▶ _Required work_: From the entries below, extract every line that includes the word "gospodarczej".

Start

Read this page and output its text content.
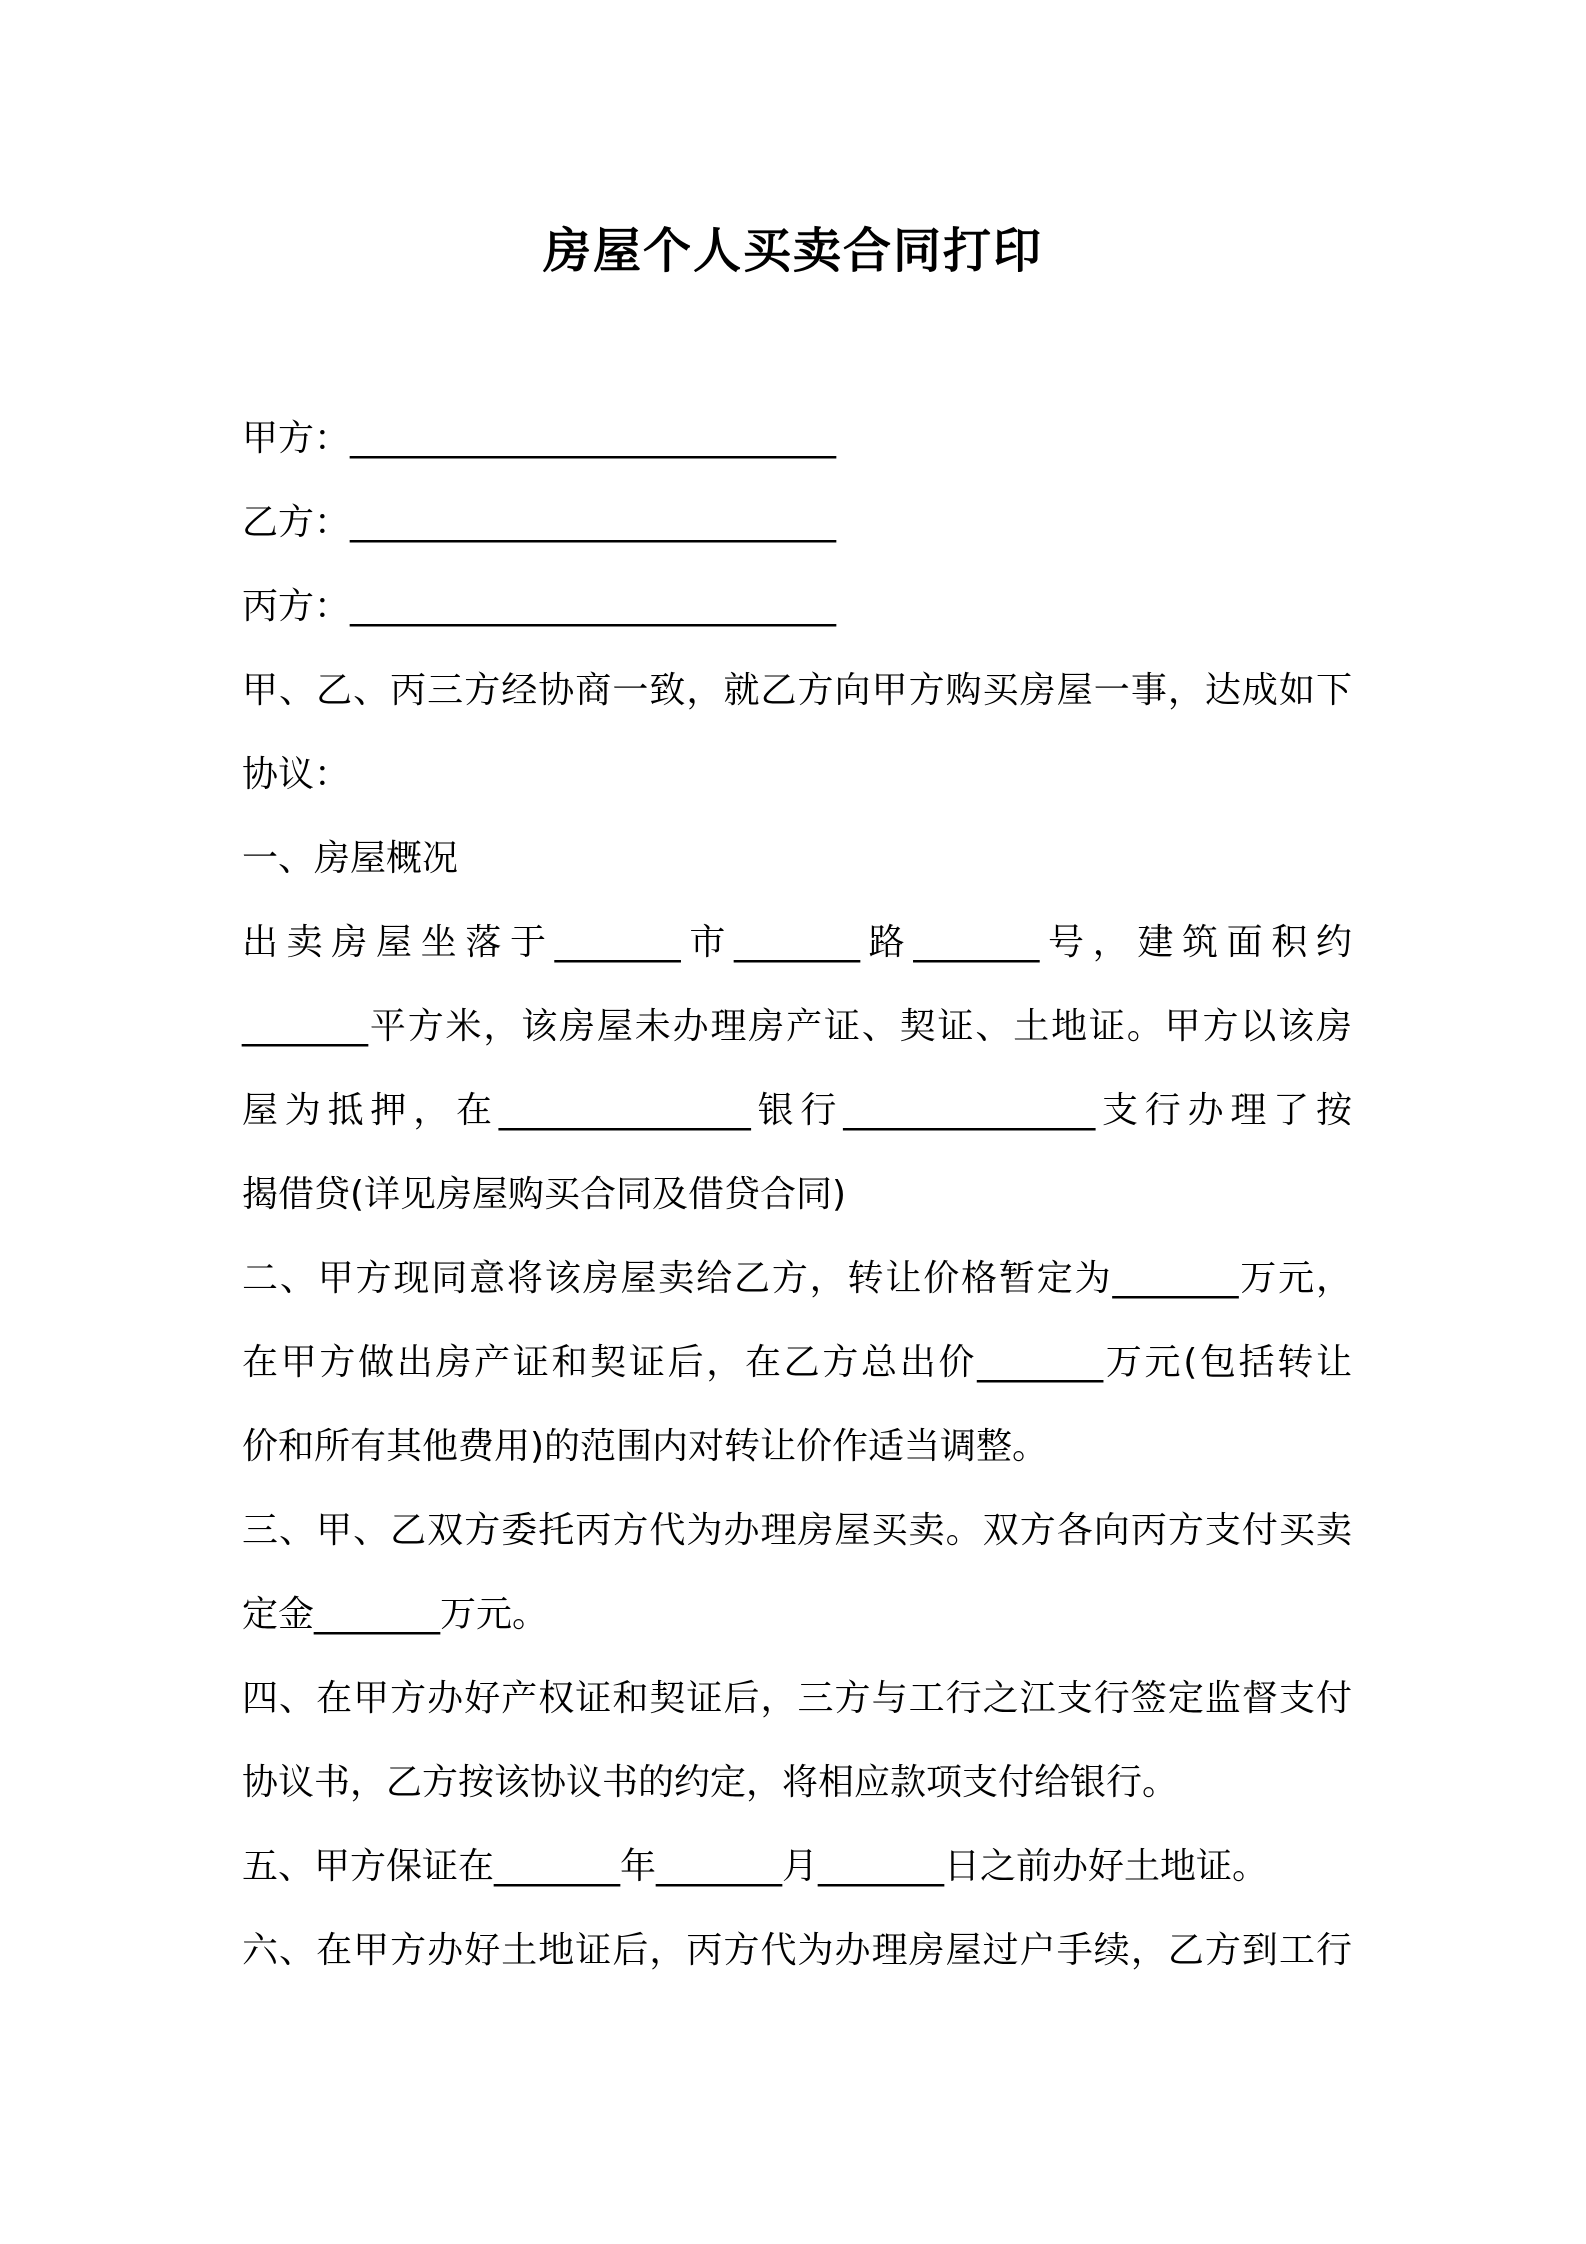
房屋个人买卖合同打印
甲方：___________________________
乙方：___________________________
丙方：___________________________
甲、乙、丙三方经协商一致，就乙方向甲方购买房屋一事，达成如下
协议：
一、房屋概况
出卖房屋坐落于_______市_______路_______号，建筑面积约
_______平方米，该房屋未办理房产证、契证、土地证。甲方以该房
屋为抵押，在______________银行______________支行办理了按
揭借贷(详见房屋购买合同及借贷合同)
二、甲方现同意将该房屋卖给乙方，转让价格暂定为_______万元，
在甲方做出房产证和契证后，在乙方总出价_______万元(包括转让
价和所有其他费用)的范围内对转让价作适当调整。
三、甲、乙双方委托丙方代为办理房屋买卖。双方各向丙方支付买卖
定金_______万元。
四、在甲方办好产权证和契证后，三方与工行之江支行签定监督支付
协议书，乙方按该协议书的约定，将相应款项支付给银行。
五、甲方保证在_______年_______月_______日之前办好土地证。
六、在甲方办好土地证后，丙方代为办理房屋过户手续，乙方到工行
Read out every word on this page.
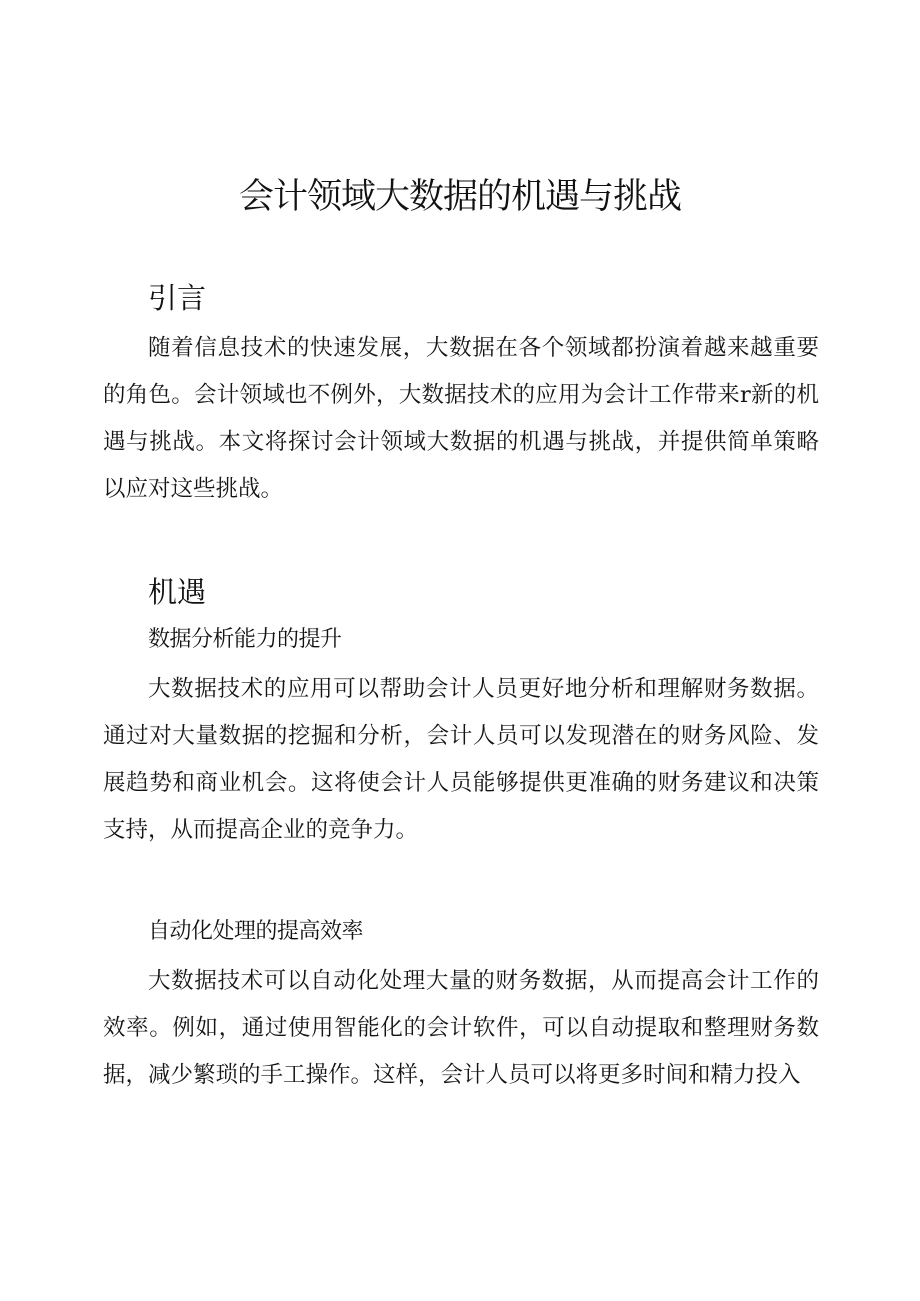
会计领域大数据的机遇与挑战
引言

随着信息技术的快速发展，大数据在各个领域都扮演着越来越重要的角色。会计领域也不例外，大数据技术的应用为会计工作带来r新的机遇与挑战。本文将探讨会计领域大数据的机遇与挑战，并提供简单策略以应对这些挑战。

机遇
数据分析能力的提升

大数据技术的应用可以帮助会计人员更好地分析和理解财务数据。通过对大量数据的挖掘和分析，会计人员可以发现潜在的财务风险、发展趋势和商业机会。这将使会计人员能够提供更准确的财务建议和决策支持，从而提高企业的竞争力。

自动化处理的提高效率

大数据技术可以自动化处理大量的财务数据，从而提高会计工作的效率。例如，通过使用智能化的会计软件，可以自动提取和整理财务数据，减少繁琐的手工操作。这样，会计人员可以将更多时间和精力投入
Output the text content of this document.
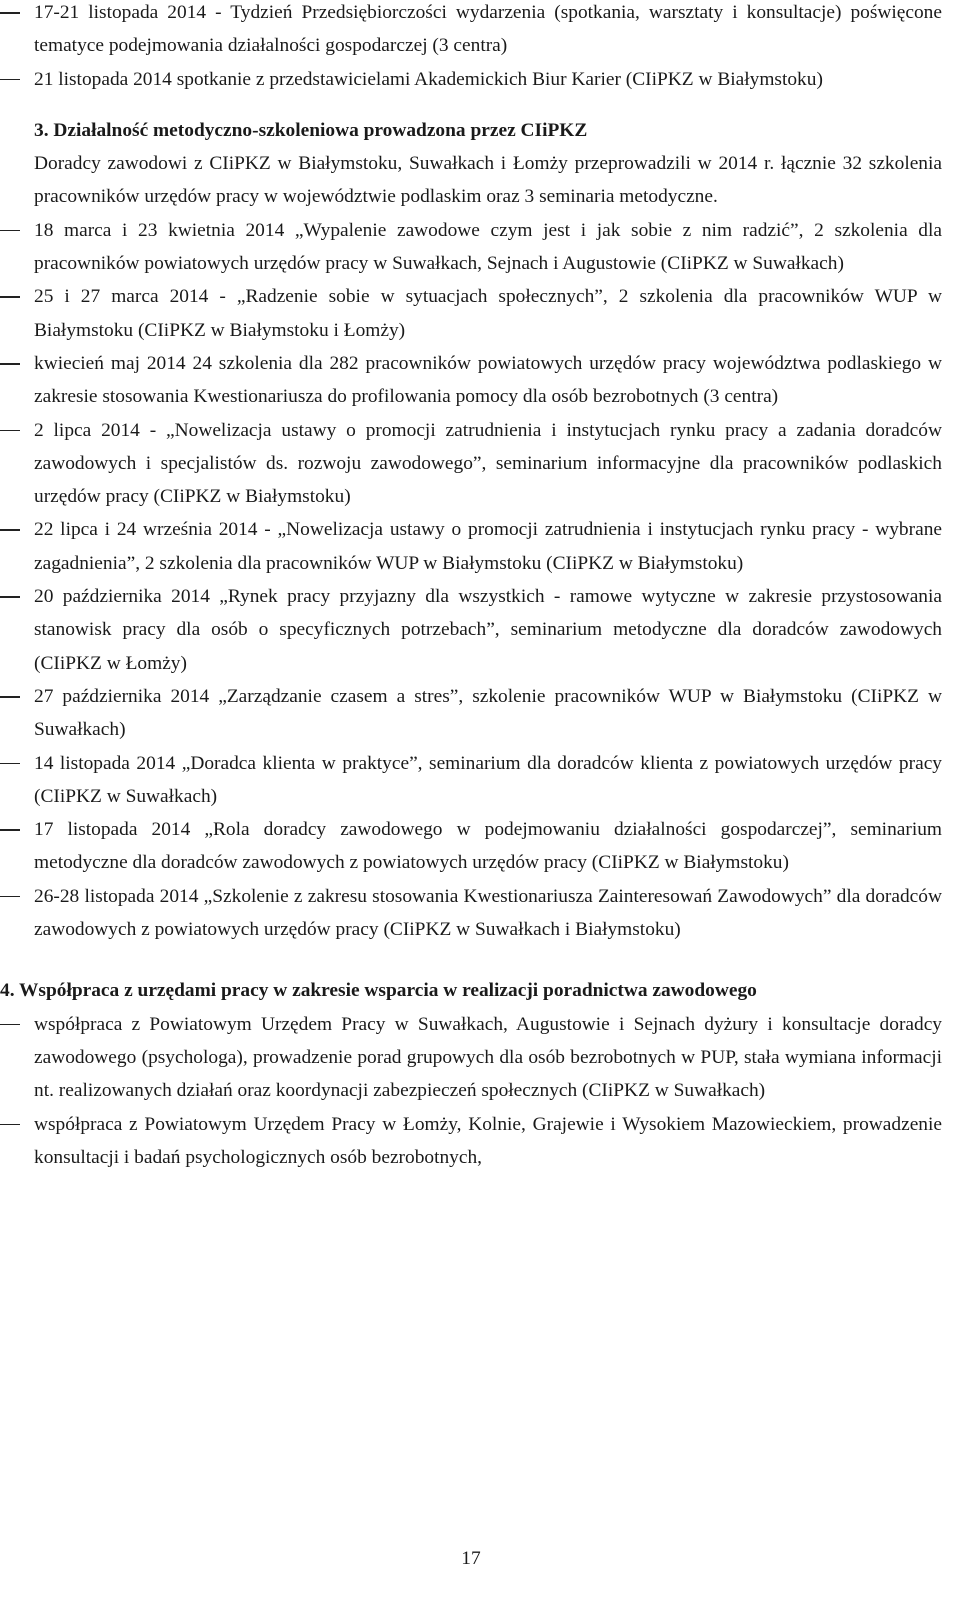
17-21 listopada 2014 - Tydzień Przedsiębiorczości wydarzenia (spotkania, warsztaty i konsultacje) poświęcone tematyce podejmowania działalności gospodarczej (3 centra)
21 listopada 2014 spotkanie z przedstawicielami Akademickich Biur Karier (CIiPKZ w Białymstoku)

3. Działalność metodyczno-szkoleniowa prowadzona przez CIiPKZ

Doradcy zawodowi z CIiPKZ w Białymstoku, Suwałkach i Łomży przeprowadzili w 2014 r. łącznie 32 szkolenia pracowników urzędów pracy w województwie podlaskim oraz 3 seminaria metodyczne.

18 marca i 23 kwietnia 2014 „Wypalenie zawodowe czym jest i jak sobie z nim radzić”, 2 szkolenia dla pracowników powiatowych urzędów pracy w Suwałkach, Sejnach i Augustowie (CIiPKZ w Suwałkach)
25 i 27 marca 2014 - „Radzenie sobie w sytuacjach społecznych”, 2 szkolenia dla pracowników WUP w Białymstoku (CIiPKZ w Białymstoku i Łomży)
kwiecień maj 2014 24 szkolenia dla 282 pracowników powiatowych urzędów pracy województwa podlaskiego w zakresie stosowania Kwestionariusza do profilowania pomocy dla osób bezrobotnych (3 centra)
2 lipca 2014 - „Nowelizacja ustawy o promocji zatrudnienia i instytucjach rynku pracy a zadania doradców zawodowych i specjalistów ds. rozwoju zawodowego”, seminarium informacyjne dla pracowników podlaskich urzędów pracy (CIiPKZ w Białymstoku)
22 lipca i 24 września 2014 - „Nowelizacja ustawy o promocji zatrudnienia i instytucjach rynku pracy - wybrane zagadnienia”, 2 szkolenia dla pracowników WUP w Białymstoku (CIiPKZ w Białymstoku)
20 października 2014 „Rynek pracy przyjazny dla wszystkich - ramowe wytyczne w zakresie przystosowania stanowisk pracy dla osób o specyficznych potrzebach”, seminarium metodyczne dla doradców zawodowych (CIiPKZ w Łomży)
27 października 2014 „Zarządzanie czasem a stres”, szkolenie pracowników WUP w Białymstoku (CIiPKZ w Suwałkach)
14 listopada 2014 „Doradca klienta w praktyce”, seminarium dla doradców klienta z powiatowych urzędów pracy (CIiPKZ w Suwałkach)
17 listopada 2014 „Rola doradcy zawodowego w podejmowaniu działalności gospodarczej”, seminarium metodyczne dla doradców zawodowych z powiatowych urzędów pracy (CIiPKZ w Białymstoku)
26-28 listopada 2014 „Szkolenie z zakresu stosowania Kwestionariusza Zainteresowań Zawodowych” dla doradców zawodowych z powiatowych urzędów pracy (CIiPKZ w Suwałkach i Białymstoku)

4. Współpraca z urzędami pracy w zakresie wsparcia w realizacji poradnictwa zawodowego

współpraca z Powiatowym Urzędem Pracy w Suwałkach, Augustowie i Sejnach dyżury i konsultacje doradcy zawodowego (psychologa), prowadzenie porad grupowych dla osób bezrobotnych w PUP, stała wymiana informacji nt. realizowanych działań oraz koordynacji zabezpieczeń społecznych (CIiPKZ w Suwałkach)
współpraca z Powiatowym Urzędem Pracy w Łomży, Kolnie, Grajewie i Wysokiem Mazowieckiem, prowadzenie konsultacji i badań psychologicznych osób bezrobotnych,
17
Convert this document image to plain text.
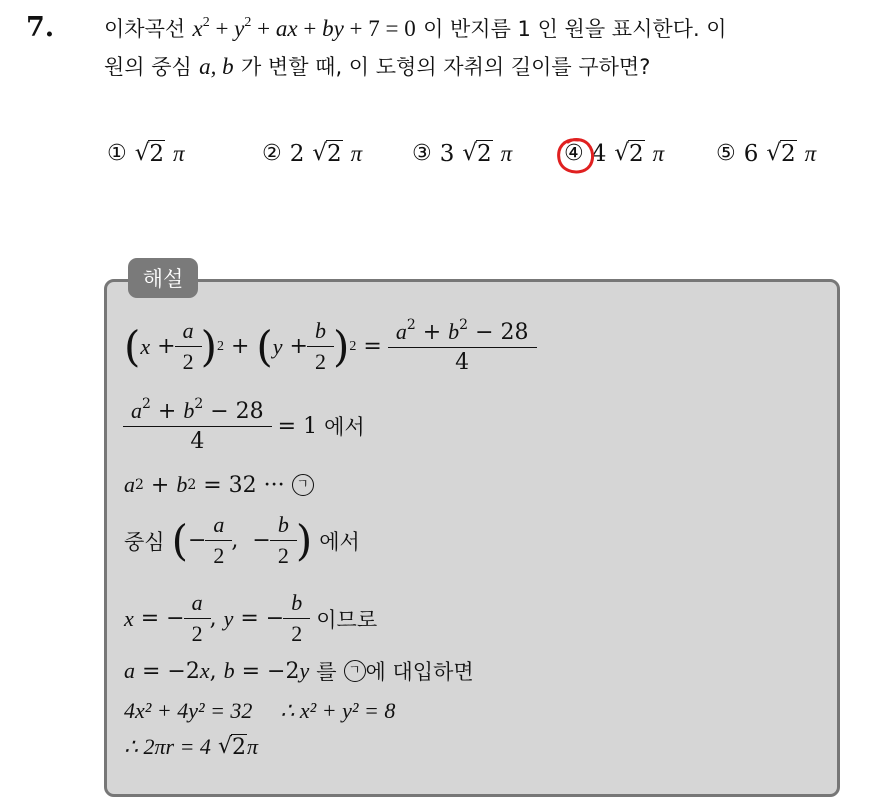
7. 이차곡선 $x^2 + y^2$ + ax + by + 7 = 0 이 반지름 1 인 원을 표시한다. 이
원의 중심 a, b 가 변할 때, 이 도형의 자취의 길이를 구하면?
① √ 2 π	② 2 √ 2 π ③ 3 √ 2 π ④ 4 √ 2 π ⑤ 6 √ 2 π
해설
( $x + \frac{a}{2}$ ) 2 + ( $y + \frac{b}{2}$ ) $2 = \frac{a^2 + b^2 - 28}{4}$
$\frac{a^2 + b^2 - 28}{4} = 1$ 에서
a 2 + b 2 = 32 ··· ㄱ
중심
( − $\frac{a}{2}$ ,  − $\frac{b}{2}$ )
에서
x = − $\frac{a}{2}$ , y = − $\frac{b}{2}$
이므로
a = −2 x , b = −2 y
를
ㄱ 에 대입하면
4x² + 4y² = 32
∴ x² + y² = 8
∴ 2πr = 4
√ 2 π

End

▶ _Task answer_:
17-21 listopada 2014 - Tydzień Przedsiębiorczości wydarzenia (spotkania, warsztaty i konsultacje) poświęcone tematyce podejmowania działalności gospodarczej (3 centra)
17 listopada 2014 „Rola doradcy zawodowego w podejmowaniu działalności gospodarczej”, seminarium metodyczne dla doradców zawodowych z powiatowych urzędów pracy (CIiPKZ w Białymstoku)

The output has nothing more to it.